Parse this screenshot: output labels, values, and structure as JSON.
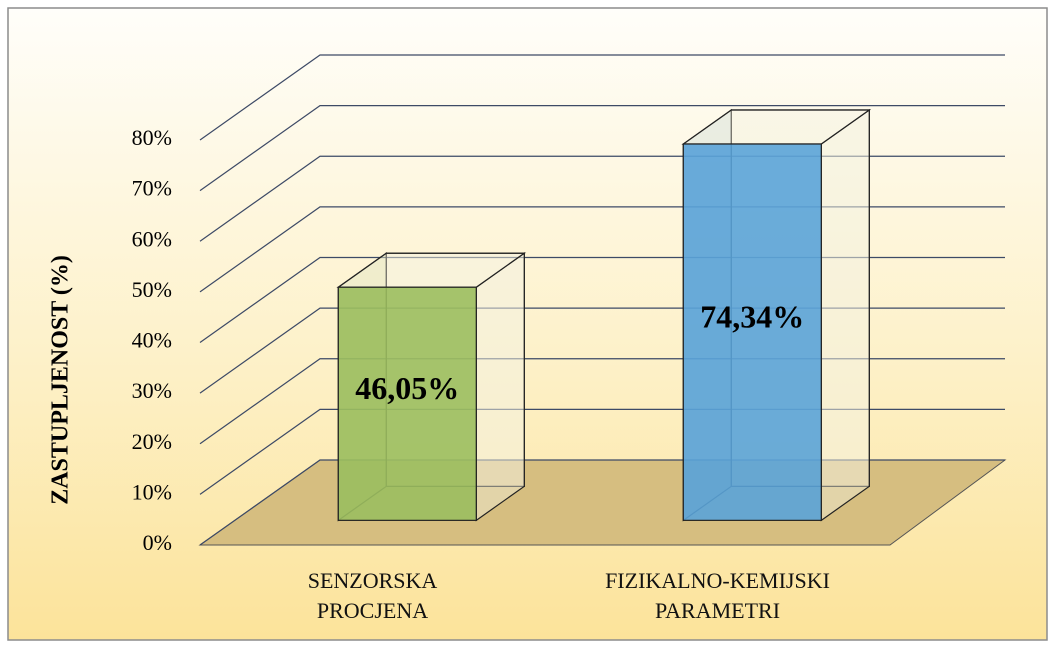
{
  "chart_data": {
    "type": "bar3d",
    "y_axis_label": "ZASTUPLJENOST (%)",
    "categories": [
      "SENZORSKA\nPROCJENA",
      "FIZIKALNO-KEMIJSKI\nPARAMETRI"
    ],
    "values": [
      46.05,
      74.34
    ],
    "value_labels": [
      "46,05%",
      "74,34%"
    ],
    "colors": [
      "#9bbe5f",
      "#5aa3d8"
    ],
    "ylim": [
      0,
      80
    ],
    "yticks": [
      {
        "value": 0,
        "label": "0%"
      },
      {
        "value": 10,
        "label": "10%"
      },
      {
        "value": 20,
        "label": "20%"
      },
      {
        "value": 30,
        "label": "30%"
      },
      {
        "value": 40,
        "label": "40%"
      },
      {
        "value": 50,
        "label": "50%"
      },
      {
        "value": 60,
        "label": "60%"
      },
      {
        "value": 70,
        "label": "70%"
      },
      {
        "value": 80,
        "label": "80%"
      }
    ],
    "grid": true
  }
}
§ §
What you have to do: Exclude all images and restate the records above word for word.

Correct output:
Parse this screenshot: output labels, values, and structure as JSON.
{
  "chart_data": {
    "type": "bar3d",
    "y_axis_label": "ZASTUPLJENOST (%)",
    "categories": [
      "SENZORSKA\nPROCJENA",
      "FIZIKALNO-KEMIJSKI\nPARAMETRI"
    ],
    "values": [
      46.05,
      74.34
    ],
    "value_labels": [
      "46,05%",
      "74,34%"
    ],
    "colors": [
      "#9bbe5f",
      "#5aa3d8"
    ],
    "ylim": [
      0,
      80
    ],
    "yticks": [
      {
        "value": 0,
        "label": "0%"
      },
      {
        "value": 10,
        "label": "10%"
      },
      {
        "value": 20,
        "label": "20%"
      },
      {
        "value": 30,
        "label": "30%"
      },
      {
        "value": 40,
        "label": "40%"
      },
      {
        "value": 50,
        "label": "50%"
      },
      {
        "value": 60,
        "label": "60%"
      },
      {
        "value": 70,
        "label": "70%"
      },
      {
        "value": 80,
        "label": "80%"
      }
    ],
    "grid": true
  }
}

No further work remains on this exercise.